In the entries that follow, locate the line with "Extract the structured", then restate that line and all later lines exactly as they appear, leaving pictures out.

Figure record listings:
^^^^

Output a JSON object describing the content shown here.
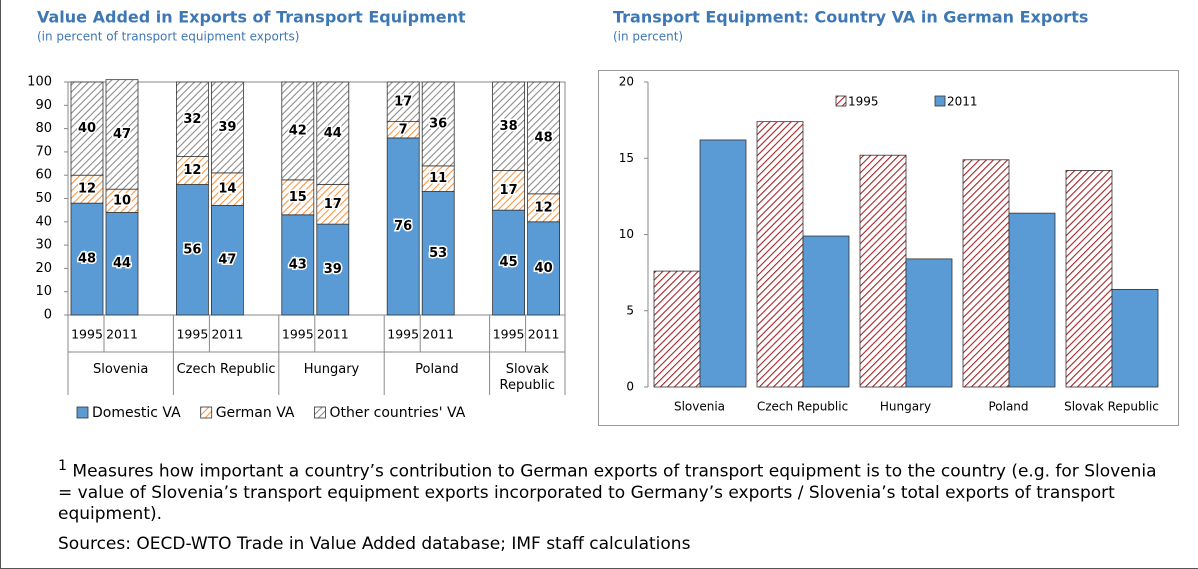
{
  "chart_data": [
    {
      "type": "stacked_bar",
      "title": "Value Added in Exports of Transport Equipment",
      "subtitle": "(in percent of transport equipment exports)",
      "categories": [
        "1995",
        "2011",
        "1995",
        "2011",
        "1995",
        "2011",
        "1995",
        "2011",
        "1995",
        "2011"
      ],
      "groups": [
        "Slovenia",
        "Czech Republic",
        "Hungary",
        "Poland",
        "Slovak Republic"
      ],
      "ylim": [
        0,
        100
      ],
      "yticks": [
        0,
        10,
        20,
        30,
        40,
        50,
        60,
        70,
        80,
        90,
        100
      ],
      "legend": "bottom",
      "series": [
        {
          "name": "Domestic VA",
          "color": "#5b9bd5",
          "hatch": false,
          "values": [
            48,
            44,
            56,
            47,
            43,
            39,
            76,
            53,
            45,
            40
          ]
        },
        {
          "name": "German VA",
          "color": "#f79646",
          "hatch": true,
          "values": [
            12,
            10,
            12,
            14,
            15,
            17,
            7,
            11,
            17,
            12
          ]
        },
        {
          "name": "Other countries' VA",
          "color": "#8c8c8c",
          "hatch": true,
          "values": [
            40,
            47,
            32,
            39,
            42,
            44,
            17,
            36,
            38,
            48
          ]
        }
      ]
    },
    {
      "type": "bar",
      "title": "Transport Equipment: Country VA in German Exports",
      "subtitle": "(in percent)",
      "categories": [
        "Slovenia",
        "Czech Republic",
        "Hungary",
        "Poland",
        "Slovak Republic"
      ],
      "ylim": [
        0,
        20
      ],
      "yticks": [
        0,
        5,
        10,
        15,
        20
      ],
      "legend": "top",
      "series": [
        {
          "name": "1995",
          "color": "#a3262a",
          "hatch": true,
          "values": [
            7.6,
            17.4,
            15.2,
            14.9,
            14.2
          ]
        },
        {
          "name": "2011",
          "color": "#5b9bd5",
          "hatch": false,
          "values": [
            16.2,
            9.9,
            8.4,
            11.4,
            6.4
          ]
        }
      ]
    }
  ],
  "notes": {
    "marker": "1",
    "footnote": "Measures how important a country’s contribution to German exports of transport equipment is to the country (e.g. for Slovenia = value of Slovenia’s transport equipment exports incorporated to Germany’s exports / Slovenia’s total exports of transport equipment).",
    "source": "Sources: OECD-WTO Trade in Value Added database; IMF staff calculations"
  }
}
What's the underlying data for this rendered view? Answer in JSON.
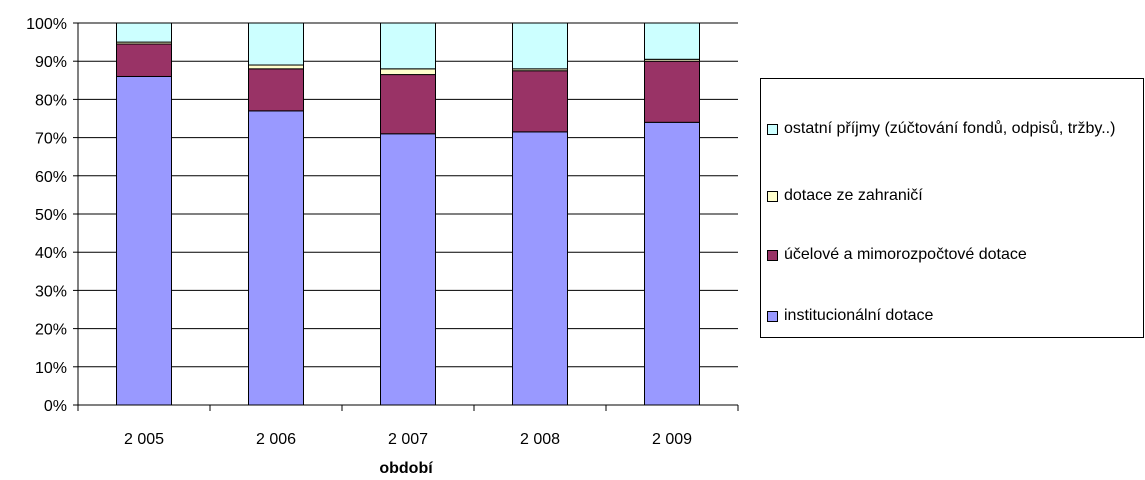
{
  "chart_data": {
    "type": "bar",
    "stacked": true,
    "percent": true,
    "xlabel": "období",
    "ylabel": "",
    "ylim": [
      0,
      100
    ],
    "yticks": [
      "0%",
      "10%",
      "20%",
      "30%",
      "40%",
      "50%",
      "60%",
      "70%",
      "80%",
      "90%",
      "100%"
    ],
    "categories": [
      "2 005",
      "2 006",
      "2 007",
      "2 008",
      "2 009"
    ],
    "series": [
      {
        "name": "institucionální dotace",
        "color": "#9999ff",
        "values": [
          86,
          77,
          71,
          71.5,
          74
        ]
      },
      {
        "name": "účelové a mimorozpočtové dotace",
        "color": "#993366",
        "values": [
          8.5,
          11,
          15.5,
          16,
          16
        ]
      },
      {
        "name": "dotace ze zahraničí",
        "color": "#ffffcc",
        "values": [
          0.5,
          1,
          1.5,
          0.5,
          0.5
        ]
      },
      {
        "name": "ostatní příjmy (zúčtování fondů, odpisů, tržby..)",
        "color": "#ccffff",
        "values": [
          5,
          11,
          12,
          12,
          9.5
        ]
      }
    ],
    "legend_position": "right",
    "grid": true
  }
}
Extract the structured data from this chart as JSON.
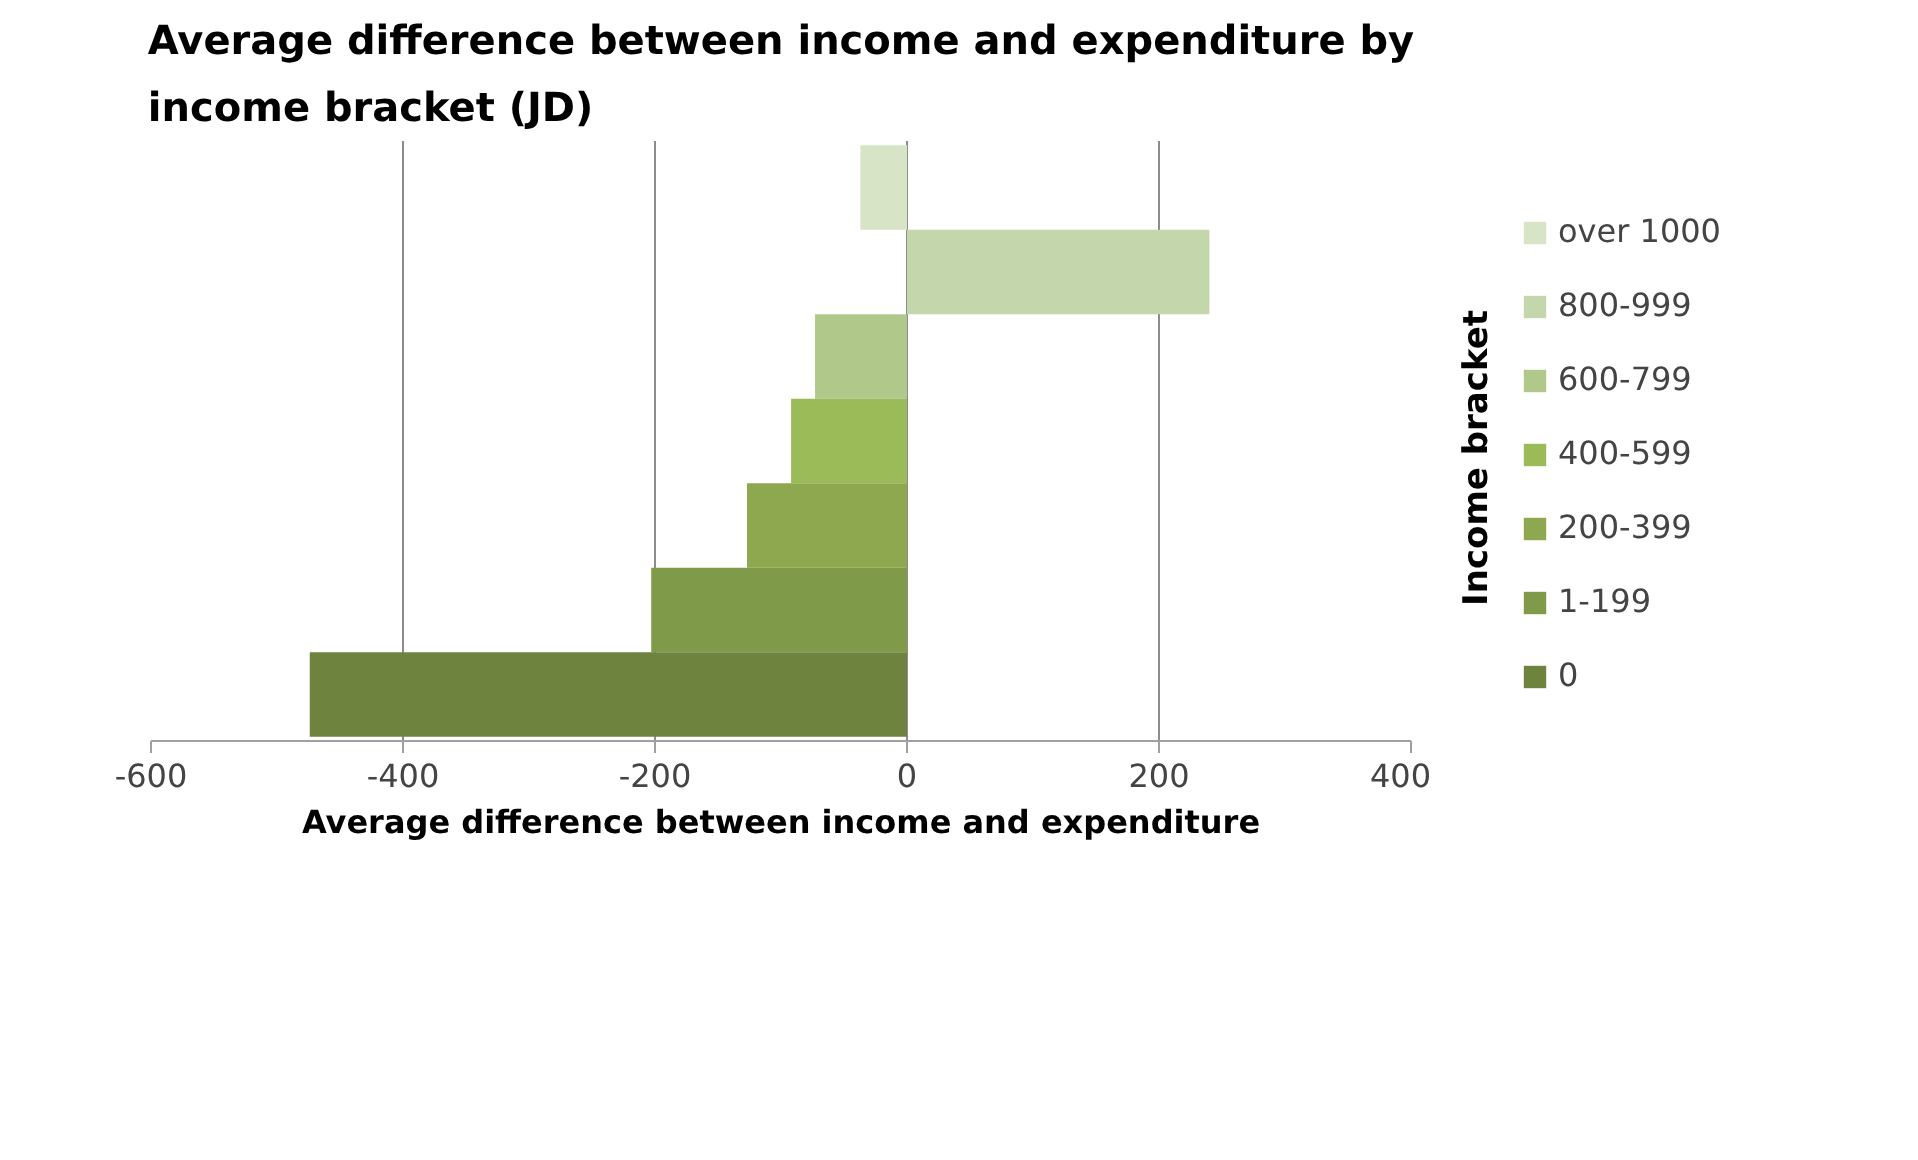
{
  "chart_data": {
    "type": "bar",
    "orientation": "horizontal",
    "title": "Average difference between income and expenditure by income bracket (JD)",
    "xlabel": "Average difference between income and expenditure",
    "legend_title": "Income bracket",
    "categories": [
      null,
      null,
      null,
      null,
      null,
      null,
      null
    ],
    "series": [
      {
        "name": "over 1000",
        "color": "#d7e4c5",
        "values": [
          -37,
          null,
          null,
          null,
          null,
          null,
          null
        ]
      },
      {
        "name": "800-999",
        "color": "#c4d6ab",
        "values": [
          null,
          240,
          null,
          null,
          null,
          null,
          null
        ]
      },
      {
        "name": "600-799",
        "color": "#b0c98b",
        "values": [
          null,
          null,
          -73,
          null,
          null,
          null,
          null
        ]
      },
      {
        "name": "400-599",
        "color": "#9bbb59",
        "values": [
          null,
          null,
          null,
          -92,
          null,
          null,
          null
        ]
      },
      {
        "name": "200-399",
        "color": "#8ea84f",
        "values": [
          null,
          null,
          null,
          null,
          -127,
          null,
          null
        ]
      },
      {
        "name": "1-199",
        "color": "#7f9a48",
        "values": [
          null,
          null,
          null,
          null,
          null,
          -203,
          null
        ]
      },
      {
        "name": "0",
        "color": "#6d833e",
        "values": [
          null,
          null,
          null,
          null,
          null,
          null,
          -474
        ]
      }
    ],
    "xlim": [
      -600,
      400
    ],
    "xticks": [
      -600,
      -400,
      -200,
      0,
      200,
      400
    ],
    "grid": "x",
    "legend": "right",
    "tick_labels": "x"
  }
}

^^^^

• **The reply**:
Extract the structured data from this chart as JSON.
{
  "chart_data": {
    "type": "bar",
    "orientation": "horizontal",
    "title": "Average difference between income and expenditure by income bracket (JD)",
    "xlabel": "Average difference between income and expenditure",
    "legend_title": "Income bracket",
    "categories": [
      null,
      null,
      null,
      null,
      null,
      null,
      null
    ],
    "series": [
      {
        "name": "over 1000",
        "color": "#d7e4c5",
        "values": [
          -37,
          null,
          null,
          null,
          null,
          null,
          null
        ]
      },
      {
        "name": "800-999",
        "color": "#c4d6ab",
        "values": [
          null,
          240,
          null,
          null,
          null,
          null,
          null
        ]
      },
      {
        "name": "600-799",
        "color": "#b0c98b",
        "values": [
          null,
          null,
          -73,
          null,
          null,
          null,
          null
        ]
      },
      {
        "name": "400-599",
        "color": "#9bbb59",
        "values": [
          null,
          null,
          null,
          -92,
          null,
          null,
          null
        ]
      },
      {
        "name": "200-399",
        "color": "#8ea84f",
        "values": [
          null,
          null,
          null,
          null,
          -127,
          null,
          null
        ]
      },
      {
        "name": "1-199",
        "color": "#7f9a48",
        "values": [
          null,
          null,
          null,
          null,
          null,
          -203,
          null
        ]
      },
      {
        "name": "0",
        "color": "#6d833e",
        "values": [
          null,
          null,
          null,
          null,
          null,
          null,
          -474
        ]
      }
    ],
    "xlim": [
      -600,
      400
    ],
    "xticks": [
      -600,
      -400,
      -200,
      0,
      200,
      400
    ],
    "grid": "x",
    "legend": "right",
    "tick_labels": "x"
  }
}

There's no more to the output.